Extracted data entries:
◇ ◇ ◇ ◇ ◇
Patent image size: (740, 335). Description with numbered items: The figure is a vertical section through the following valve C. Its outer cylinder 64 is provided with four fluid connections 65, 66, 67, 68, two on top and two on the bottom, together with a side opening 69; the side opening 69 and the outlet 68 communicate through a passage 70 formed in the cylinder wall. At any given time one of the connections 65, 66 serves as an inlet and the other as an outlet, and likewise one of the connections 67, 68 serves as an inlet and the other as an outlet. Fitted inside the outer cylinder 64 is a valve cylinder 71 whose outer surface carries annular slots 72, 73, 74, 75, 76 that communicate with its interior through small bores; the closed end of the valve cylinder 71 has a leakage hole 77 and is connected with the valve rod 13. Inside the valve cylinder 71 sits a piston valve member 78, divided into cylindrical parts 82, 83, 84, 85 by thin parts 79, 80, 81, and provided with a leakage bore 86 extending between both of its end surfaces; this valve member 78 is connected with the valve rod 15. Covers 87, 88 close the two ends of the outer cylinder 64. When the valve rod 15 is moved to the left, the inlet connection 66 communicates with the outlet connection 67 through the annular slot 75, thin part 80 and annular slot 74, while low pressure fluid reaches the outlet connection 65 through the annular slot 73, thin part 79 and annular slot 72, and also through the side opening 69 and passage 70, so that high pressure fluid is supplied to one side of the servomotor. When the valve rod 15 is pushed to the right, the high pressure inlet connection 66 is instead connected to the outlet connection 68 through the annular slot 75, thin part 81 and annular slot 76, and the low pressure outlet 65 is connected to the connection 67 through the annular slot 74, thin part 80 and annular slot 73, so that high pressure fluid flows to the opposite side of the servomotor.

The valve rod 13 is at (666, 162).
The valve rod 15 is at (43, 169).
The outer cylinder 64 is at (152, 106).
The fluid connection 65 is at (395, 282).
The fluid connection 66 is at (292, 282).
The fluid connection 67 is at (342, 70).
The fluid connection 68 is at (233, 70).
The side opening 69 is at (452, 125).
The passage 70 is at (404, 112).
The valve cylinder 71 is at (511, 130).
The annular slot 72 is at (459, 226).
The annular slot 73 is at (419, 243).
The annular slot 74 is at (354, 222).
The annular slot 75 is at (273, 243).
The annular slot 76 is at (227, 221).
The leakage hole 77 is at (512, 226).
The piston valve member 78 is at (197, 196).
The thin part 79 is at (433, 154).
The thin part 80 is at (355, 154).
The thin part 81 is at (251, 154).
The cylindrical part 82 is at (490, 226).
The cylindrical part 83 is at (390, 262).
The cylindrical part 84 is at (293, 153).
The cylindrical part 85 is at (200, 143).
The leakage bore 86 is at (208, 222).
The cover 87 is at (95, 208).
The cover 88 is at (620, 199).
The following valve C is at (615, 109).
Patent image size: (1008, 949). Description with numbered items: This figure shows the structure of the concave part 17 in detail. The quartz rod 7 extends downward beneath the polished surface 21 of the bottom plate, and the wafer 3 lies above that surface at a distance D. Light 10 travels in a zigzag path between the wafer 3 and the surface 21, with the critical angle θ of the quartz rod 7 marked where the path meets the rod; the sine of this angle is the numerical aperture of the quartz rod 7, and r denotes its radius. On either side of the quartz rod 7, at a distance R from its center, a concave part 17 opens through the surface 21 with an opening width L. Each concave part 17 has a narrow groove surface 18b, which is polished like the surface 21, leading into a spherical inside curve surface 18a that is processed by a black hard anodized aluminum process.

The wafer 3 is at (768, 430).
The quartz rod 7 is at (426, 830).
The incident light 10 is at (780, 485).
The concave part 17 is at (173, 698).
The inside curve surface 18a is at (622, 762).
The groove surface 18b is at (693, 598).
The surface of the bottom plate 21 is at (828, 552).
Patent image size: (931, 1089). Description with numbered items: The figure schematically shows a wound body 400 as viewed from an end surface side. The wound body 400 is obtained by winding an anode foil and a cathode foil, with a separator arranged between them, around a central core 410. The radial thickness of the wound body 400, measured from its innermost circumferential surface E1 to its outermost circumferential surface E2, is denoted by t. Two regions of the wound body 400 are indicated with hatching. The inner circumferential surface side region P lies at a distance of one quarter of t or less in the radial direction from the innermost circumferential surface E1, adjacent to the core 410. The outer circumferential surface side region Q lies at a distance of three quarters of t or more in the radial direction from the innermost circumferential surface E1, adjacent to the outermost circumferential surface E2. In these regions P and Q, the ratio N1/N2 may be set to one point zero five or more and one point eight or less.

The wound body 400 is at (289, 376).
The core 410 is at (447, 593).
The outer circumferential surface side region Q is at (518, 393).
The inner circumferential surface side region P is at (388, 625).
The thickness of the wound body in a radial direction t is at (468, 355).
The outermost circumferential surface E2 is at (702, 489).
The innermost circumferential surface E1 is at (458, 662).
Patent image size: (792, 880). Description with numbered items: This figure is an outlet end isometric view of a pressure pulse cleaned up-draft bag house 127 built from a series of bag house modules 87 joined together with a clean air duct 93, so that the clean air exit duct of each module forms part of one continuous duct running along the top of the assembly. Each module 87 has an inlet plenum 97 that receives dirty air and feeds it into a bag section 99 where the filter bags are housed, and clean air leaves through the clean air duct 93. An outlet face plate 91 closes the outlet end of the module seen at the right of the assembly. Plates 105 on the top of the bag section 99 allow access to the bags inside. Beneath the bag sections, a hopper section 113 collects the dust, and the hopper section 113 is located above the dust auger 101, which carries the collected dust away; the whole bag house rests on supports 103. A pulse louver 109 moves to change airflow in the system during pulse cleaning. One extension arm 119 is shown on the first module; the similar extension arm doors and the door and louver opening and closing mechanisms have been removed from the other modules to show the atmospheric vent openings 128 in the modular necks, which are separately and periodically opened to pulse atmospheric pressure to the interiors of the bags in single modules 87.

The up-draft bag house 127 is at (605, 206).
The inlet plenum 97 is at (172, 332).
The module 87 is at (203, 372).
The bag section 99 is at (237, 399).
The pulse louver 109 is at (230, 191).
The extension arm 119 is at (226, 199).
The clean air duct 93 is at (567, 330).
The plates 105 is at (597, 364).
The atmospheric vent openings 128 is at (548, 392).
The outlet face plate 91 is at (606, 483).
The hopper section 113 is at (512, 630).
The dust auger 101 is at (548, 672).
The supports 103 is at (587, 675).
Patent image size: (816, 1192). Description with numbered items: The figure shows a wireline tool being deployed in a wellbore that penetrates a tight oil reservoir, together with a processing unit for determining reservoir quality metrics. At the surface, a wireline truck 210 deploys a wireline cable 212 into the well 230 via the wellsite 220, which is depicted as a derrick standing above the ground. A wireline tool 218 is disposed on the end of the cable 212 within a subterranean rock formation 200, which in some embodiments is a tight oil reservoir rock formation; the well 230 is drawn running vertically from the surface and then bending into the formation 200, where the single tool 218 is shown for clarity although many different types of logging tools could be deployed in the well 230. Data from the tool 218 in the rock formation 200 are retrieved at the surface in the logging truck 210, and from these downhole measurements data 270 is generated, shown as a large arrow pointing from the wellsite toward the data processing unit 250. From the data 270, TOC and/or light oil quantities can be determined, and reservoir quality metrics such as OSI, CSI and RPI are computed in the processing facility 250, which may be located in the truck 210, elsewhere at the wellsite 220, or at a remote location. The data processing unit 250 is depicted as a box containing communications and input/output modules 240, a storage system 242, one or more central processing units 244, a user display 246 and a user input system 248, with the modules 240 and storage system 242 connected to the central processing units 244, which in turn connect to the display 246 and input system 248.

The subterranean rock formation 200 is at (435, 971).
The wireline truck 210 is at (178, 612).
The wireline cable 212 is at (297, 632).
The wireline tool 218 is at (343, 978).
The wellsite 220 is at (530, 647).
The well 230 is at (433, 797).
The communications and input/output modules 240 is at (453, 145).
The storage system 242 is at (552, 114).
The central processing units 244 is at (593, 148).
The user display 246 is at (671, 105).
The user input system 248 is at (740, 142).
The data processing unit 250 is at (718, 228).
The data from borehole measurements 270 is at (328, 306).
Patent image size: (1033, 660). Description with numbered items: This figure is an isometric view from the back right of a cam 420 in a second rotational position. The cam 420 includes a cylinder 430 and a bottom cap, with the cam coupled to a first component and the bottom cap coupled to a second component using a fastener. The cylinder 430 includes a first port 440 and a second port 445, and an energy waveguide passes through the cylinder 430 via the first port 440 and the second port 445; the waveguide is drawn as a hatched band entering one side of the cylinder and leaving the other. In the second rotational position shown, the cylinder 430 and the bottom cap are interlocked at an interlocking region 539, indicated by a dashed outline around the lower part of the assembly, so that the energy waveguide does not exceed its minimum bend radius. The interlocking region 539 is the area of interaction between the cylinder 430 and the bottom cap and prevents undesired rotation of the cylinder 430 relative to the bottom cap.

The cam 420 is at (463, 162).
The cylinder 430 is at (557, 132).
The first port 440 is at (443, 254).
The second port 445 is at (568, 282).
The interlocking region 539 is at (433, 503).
◇ ◇ ◇ ◇ ◇
• _Required task_: Express the lines from the one containing "Patent image size: (1033, 660)." through the end of the data, inclusive, as a JSON list of strings with one string per line, omitting blank lines.

• _Solution to this task_:
[
  "Patent image size: (1033, 660). Description with numbered items: This figure is an isometric view from the back right of a cam 420 in a second rotational position. The cam 420 includes a cylinder 430 and a bottom cap, with the cam coupled to a first component and the bottom cap coupled to a second component using a fastener. The cylinder 430 includes a first port 440 and a second port 445, and an energy waveguide passes through the cylinder 430 via the first port 440 and the second port 445; the waveguide is drawn as a hatched band entering one side of the cylinder and leaving the other. In the second rotational position shown, the cylinder 430 and the bottom cap are interlocked at an interlocking region 539, indicated by a dashed outline around the lower part of the assembly, so that the energy waveguide does not exceed its minimum bend radius. The interlocking region 539 is the area of interaction between the cylinder 430 and the bottom cap and prevents undesired rotation of the cylinder 430 relative to the bottom cap.",
  "The cam 420 is at (463, 162).",
  "The cylinder 430 is at (557, 132).",
  "The first port 440 is at (443, 254).",
  "The second port 445 is at (568, 282).",
  "The interlocking region 539 is at (433, 503)."
]